EXERCISE GOAL. Output every line of the data exactly as it appears.

:: EXERCISE MATERIAL

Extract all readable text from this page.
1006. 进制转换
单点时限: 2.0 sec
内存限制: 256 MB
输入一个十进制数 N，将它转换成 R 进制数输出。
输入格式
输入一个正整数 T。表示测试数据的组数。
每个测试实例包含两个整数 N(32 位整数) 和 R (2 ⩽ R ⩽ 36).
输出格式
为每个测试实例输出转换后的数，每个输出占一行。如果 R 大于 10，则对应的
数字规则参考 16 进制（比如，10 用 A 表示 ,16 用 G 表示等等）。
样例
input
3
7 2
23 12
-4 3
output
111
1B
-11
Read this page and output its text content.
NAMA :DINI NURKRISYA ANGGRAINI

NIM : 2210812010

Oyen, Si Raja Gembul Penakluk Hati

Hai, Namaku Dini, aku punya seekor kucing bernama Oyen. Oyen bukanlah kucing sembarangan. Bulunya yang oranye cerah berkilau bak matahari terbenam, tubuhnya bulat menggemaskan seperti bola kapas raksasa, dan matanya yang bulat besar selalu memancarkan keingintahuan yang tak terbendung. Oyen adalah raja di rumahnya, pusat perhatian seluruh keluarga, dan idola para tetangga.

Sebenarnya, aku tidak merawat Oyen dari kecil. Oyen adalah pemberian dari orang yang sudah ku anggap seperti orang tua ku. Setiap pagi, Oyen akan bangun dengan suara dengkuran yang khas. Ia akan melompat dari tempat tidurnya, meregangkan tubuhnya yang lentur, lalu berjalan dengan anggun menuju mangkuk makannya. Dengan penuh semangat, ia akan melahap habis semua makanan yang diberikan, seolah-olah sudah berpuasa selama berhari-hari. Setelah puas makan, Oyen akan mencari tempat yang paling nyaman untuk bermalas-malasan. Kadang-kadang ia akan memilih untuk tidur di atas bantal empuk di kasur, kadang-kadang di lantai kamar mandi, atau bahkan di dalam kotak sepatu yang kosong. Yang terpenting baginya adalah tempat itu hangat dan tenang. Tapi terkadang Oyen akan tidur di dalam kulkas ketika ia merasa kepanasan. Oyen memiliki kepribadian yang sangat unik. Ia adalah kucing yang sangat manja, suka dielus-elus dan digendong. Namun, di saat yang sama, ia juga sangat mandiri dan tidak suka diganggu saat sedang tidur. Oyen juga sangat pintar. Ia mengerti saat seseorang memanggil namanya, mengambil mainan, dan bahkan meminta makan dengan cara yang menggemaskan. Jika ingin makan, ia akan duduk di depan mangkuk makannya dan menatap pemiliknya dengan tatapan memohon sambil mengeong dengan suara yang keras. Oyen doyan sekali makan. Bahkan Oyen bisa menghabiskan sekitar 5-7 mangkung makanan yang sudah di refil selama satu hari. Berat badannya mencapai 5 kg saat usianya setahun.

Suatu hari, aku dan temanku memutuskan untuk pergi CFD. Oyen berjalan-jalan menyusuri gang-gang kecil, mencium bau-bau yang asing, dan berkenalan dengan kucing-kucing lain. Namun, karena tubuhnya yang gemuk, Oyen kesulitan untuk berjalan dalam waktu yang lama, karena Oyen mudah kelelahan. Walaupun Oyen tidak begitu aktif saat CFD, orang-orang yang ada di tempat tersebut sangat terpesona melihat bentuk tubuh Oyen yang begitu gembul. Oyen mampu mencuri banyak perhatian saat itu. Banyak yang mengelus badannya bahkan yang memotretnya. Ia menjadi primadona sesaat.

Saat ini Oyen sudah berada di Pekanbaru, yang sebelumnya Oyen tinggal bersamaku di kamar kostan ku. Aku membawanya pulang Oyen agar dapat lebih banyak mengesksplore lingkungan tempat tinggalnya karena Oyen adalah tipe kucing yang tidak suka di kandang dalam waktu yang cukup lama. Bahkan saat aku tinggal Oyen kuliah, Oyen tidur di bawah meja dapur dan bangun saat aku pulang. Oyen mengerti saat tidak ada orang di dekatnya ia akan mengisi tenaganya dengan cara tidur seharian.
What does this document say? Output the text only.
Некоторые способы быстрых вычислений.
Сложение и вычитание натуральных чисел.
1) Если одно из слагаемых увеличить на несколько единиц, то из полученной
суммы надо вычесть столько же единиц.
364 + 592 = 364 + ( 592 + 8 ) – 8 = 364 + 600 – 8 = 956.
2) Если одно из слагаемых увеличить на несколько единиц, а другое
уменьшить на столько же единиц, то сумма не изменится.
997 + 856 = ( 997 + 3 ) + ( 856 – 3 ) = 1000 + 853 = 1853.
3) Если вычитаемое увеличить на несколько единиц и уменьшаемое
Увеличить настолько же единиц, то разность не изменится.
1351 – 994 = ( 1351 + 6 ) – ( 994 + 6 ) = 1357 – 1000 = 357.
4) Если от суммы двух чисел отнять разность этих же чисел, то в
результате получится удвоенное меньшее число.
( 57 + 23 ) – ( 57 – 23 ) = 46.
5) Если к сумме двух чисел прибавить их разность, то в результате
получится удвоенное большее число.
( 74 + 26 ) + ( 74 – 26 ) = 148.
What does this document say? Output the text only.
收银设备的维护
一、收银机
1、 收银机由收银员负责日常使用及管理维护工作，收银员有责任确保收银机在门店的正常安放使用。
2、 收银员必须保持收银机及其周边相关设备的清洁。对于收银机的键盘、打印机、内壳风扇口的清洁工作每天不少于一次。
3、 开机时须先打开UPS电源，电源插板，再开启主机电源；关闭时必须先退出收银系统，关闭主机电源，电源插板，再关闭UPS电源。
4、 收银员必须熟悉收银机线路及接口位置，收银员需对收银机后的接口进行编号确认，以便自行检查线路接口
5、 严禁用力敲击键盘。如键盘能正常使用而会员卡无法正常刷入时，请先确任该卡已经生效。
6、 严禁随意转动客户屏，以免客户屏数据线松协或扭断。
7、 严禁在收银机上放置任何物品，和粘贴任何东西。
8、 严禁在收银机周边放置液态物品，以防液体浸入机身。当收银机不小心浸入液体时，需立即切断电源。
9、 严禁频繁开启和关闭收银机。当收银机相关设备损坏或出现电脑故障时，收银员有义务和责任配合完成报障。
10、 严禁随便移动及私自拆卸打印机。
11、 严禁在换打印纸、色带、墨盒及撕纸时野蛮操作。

::::

TASK RESULT.
Extract all readable text from this page.
1006. 进制转换
单点时限: 2.0 sec
内存限制: 256 MB
输入一个十进制数 N，将它转换成 R 进制数输出。
输入格式
输入一个正整数 T。表示测试数据的组数。
每个测试实例包含两个整数 N(32 位整数) 和 R (2 ⩽ R ⩽ 36).
输出格式
为每个测试实例输出转换后的数，每个输出占一行。如果 R 大于 10，则对应的
数字规则参考 16 进制（比如，10 用 A 表示 ,16 用 G 表示等等）。
样例
input
3
7 2
23 12
-4 3
output
111
1B
-11
Read this page and output its text content.
NAMA :DINI NURKRISYA ANGGRAINI

NIM : 2210812010

Oyen, Si Raja Gembul Penakluk Hati

Hai, Namaku Dini, aku punya seekor kucing bernama Oyen. Oyen bukanlah kucing sembarangan. Bulunya yang oranye cerah berkilau bak matahari terbenam, tubuhnya bulat menggemaskan seperti bola kapas raksasa, dan matanya yang bulat besar selalu memancarkan keingintahuan yang tak terbendung. Oyen adalah raja di rumahnya, pusat perhatian seluruh keluarga, dan idola para tetangga.

Sebenarnya, aku tidak merawat Oyen dari kecil. Oyen adalah pemberian dari orang yang sudah ku anggap seperti orang tua ku. Setiap pagi, Oyen akan bangun dengan suara dengkuran yang khas. Ia akan melompat dari tempat tidurnya, meregangkan tubuhnya yang lentur, lalu berjalan dengan anggun menuju mangkuk makannya. Dengan penuh semangat, ia akan melahap habis semua makanan yang diberikan, seolah-olah sudah berpuasa selama berhari-hari. Setelah puas makan, Oyen akan mencari tempat yang paling nyaman untuk bermalas-malasan. Kadang-kadang ia akan memilih untuk tidur di atas bantal empuk di kasur, kadang-kadang di lantai kamar mandi, atau bahkan di dalam kotak sepatu yang kosong. Yang terpenting baginya adalah tempat itu hangat dan tenang. Tapi terkadang Oyen akan tidur di dalam kulkas ketika ia merasa kepanasan. Oyen memiliki kepribadian yang sangat unik. Ia adalah kucing yang sangat manja, suka dielus-elus dan digendong. Namun, di saat yang sama, ia juga sangat mandiri dan tidak suka diganggu saat sedang tidur. Oyen juga sangat pintar. Ia mengerti saat seseorang memanggil namanya, mengambil mainan, dan bahkan meminta makan dengan cara yang menggemaskan. Jika ingin makan, ia akan duduk di depan mangkuk makannya dan menatap pemiliknya dengan tatapan memohon sambil mengeong dengan suara yang keras. Oyen doyan sekali makan. Bahkan Oyen bisa menghabiskan sekitar 5-7 mangkung makanan yang sudah di refil selama satu hari. Berat badannya mencapai 5 kg saat usianya setahun.

Suatu hari, aku dan temanku memutuskan untuk pergi CFD. Oyen berjalan-jalan menyusuri gang-gang kecil, mencium bau-bau yang asing, dan berkenalan dengan kucing-kucing lain. Namun, karena tubuhnya yang gemuk, Oyen kesulitan untuk berjalan dalam waktu yang lama, karena Oyen mudah kelelahan. Walaupun Oyen tidak begitu aktif saat CFD, orang-orang yang ada di tempat tersebut sangat terpesona melihat bentuk tubuh Oyen yang begitu gembul. Oyen mampu mencuri banyak perhatian saat itu. Banyak yang mengelus badannya bahkan yang memotretnya. Ia menjadi primadona sesaat.

Saat ini Oyen sudah berada di Pekanbaru, yang sebelumnya Oyen tinggal bersamaku di kamar kostan ku. Aku membawanya pulang Oyen agar dapat lebih banyak mengesksplore lingkungan tempat tinggalnya karena Oyen adalah tipe kucing yang tidak suka di kandang dalam waktu yang cukup lama. Bahkan saat aku tinggal Oyen kuliah, Oyen tidur di bawah meja dapur dan bangun saat aku pulang. Oyen mengerti saat tidak ada orang di dekatnya ia akan mengisi tenaganya dengan cara tidur seharian.
What does this document say? Output the text only.
Некоторые способы быстрых вычислений.
Сложение и вычитание натуральных чисел.
1) Если одно из слагаемых увеличить на несколько единиц, то из полученной
суммы надо вычесть столько же единиц.
364 + 592 = 364 + ( 592 + 8 ) – 8 = 364 + 600 – 8 = 956.
2) Если одно из слагаемых увеличить на несколько единиц, а другое
уменьшить на столько же единиц, то сумма не изменится.
997 + 856 = ( 997 + 3 ) + ( 856 – 3 ) = 1000 + 853 = 1853.
3) Если вычитаемое увеличить на несколько единиц и уменьшаемое
Увеличить настолько же единиц, то разность не изменится.
1351 – 994 = ( 1351 + 6 ) – ( 994 + 6 ) = 1357 – 1000 = 357.
4) Если от суммы двух чисел отнять разность этих же чисел, то в
результате получится удвоенное меньшее число.
( 57 + 23 ) – ( 57 – 23 ) = 46.
5) Если к сумме двух чисел прибавить их разность, то в результате
получится удвоенное большее число.
( 74 + 26 ) + ( 74 – 26 ) = 148.
What does this document say? Output the text only.
收银设备的维护
一、收银机
1、 收银机由收银员负责日常使用及管理维护工作，收银员有责任确保收银机在门店的正常安放使用。
2、 收银员必须保持收银机及其周边相关设备的清洁。对于收银机的键盘、打印机、内壳风扇口的清洁工作每天不少于一次。
3、 开机时须先打开UPS电源，电源插板，再开启主机电源；关闭时必须先退出收银系统，关闭主机电源，电源插板，再关闭UPS电源。
4、 收银员必须熟悉收银机线路及接口位置，收银员需对收银机后的接口进行编号确认，以便自行检查线路接口
5、 严禁用力敲击键盘。如键盘能正常使用而会员卡无法正常刷入时，请先确任该卡已经生效。
6、 严禁随意转动客户屏，以免客户屏数据线松协或扭断。
7、 严禁在收银机上放置任何物品，和粘贴任何东西。
8、 严禁在收银机周边放置液态物品，以防液体浸入机身。当收银机不小心浸入液体时，需立即切断电源。
9、 严禁频繁开启和关闭收银机。当收银机相关设备损坏或出现电脑故障时，收银员有义务和责任配合完成报障。
10、 严禁随便移动及私自拆卸打印机。
11、 严禁在换打印纸、色带、墨盒及撕纸时野蛮操作。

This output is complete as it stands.